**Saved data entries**

□ □ □ □ □ □ □

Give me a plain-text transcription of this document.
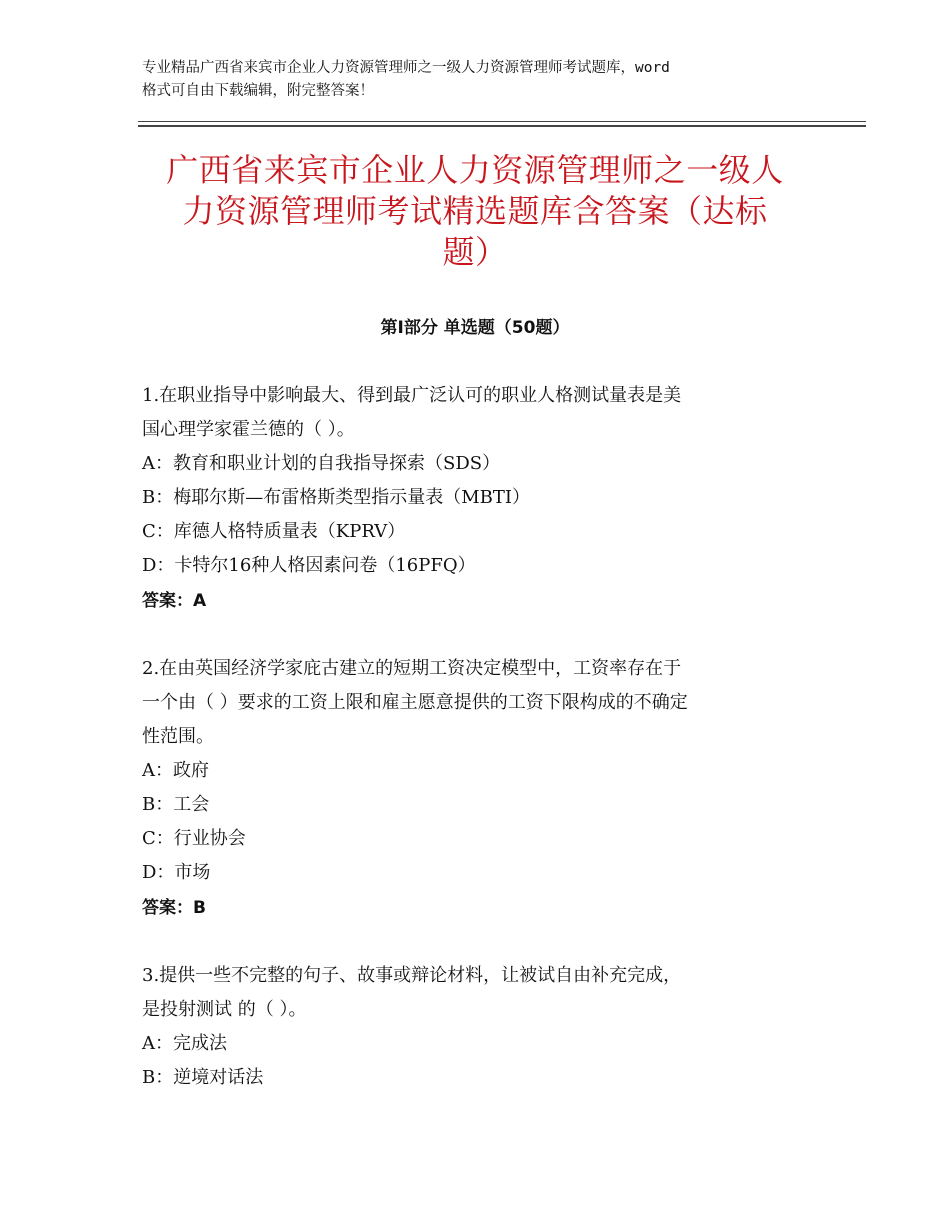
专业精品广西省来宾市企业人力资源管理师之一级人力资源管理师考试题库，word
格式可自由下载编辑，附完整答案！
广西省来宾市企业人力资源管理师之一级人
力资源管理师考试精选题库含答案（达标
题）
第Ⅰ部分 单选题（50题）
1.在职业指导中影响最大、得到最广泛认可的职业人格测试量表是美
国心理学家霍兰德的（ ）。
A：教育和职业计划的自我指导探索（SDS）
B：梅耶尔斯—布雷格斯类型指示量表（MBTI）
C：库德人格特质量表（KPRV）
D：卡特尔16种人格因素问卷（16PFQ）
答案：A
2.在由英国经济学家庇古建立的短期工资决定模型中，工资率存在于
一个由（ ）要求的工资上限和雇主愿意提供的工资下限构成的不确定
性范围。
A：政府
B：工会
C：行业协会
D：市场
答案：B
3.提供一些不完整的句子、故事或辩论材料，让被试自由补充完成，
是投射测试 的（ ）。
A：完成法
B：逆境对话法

□ □ □ □ □ □ □

**Request**
Output the lines above in full and exactly as given, omitting any pictures.

**Task result**
Give me a plain-text transcription of this document.
专业精品广西省来宾市企业人力资源管理师之一级人力资源管理师考试题库，word
格式可自由下载编辑，附完整答案！
广西省来宾市企业人力资源管理师之一级人
力资源管理师考试精选题库含答案（达标
题）
第Ⅰ部分 单选题（50题）
1.在职业指导中影响最大、得到最广泛认可的职业人格测试量表是美
国心理学家霍兰德的（ ）。
A：教育和职业计划的自我指导探索（SDS）
B：梅耶尔斯—布雷格斯类型指示量表（MBTI）
C：库德人格特质量表（KPRV）
D：卡特尔16种人格因素问卷（16PFQ）
答案：A
2.在由英国经济学家庇古建立的短期工资决定模型中，工资率存在于
一个由（ ）要求的工资上限和雇主愿意提供的工资下限构成的不确定
性范围。
A：政府
B：工会
C：行业协会
D：市场
答案：B
3.提供一些不完整的句子、故事或辩论材料，让被试自由补充完成，
是投射测试 的（ ）。
A：完成法
B：逆境对话法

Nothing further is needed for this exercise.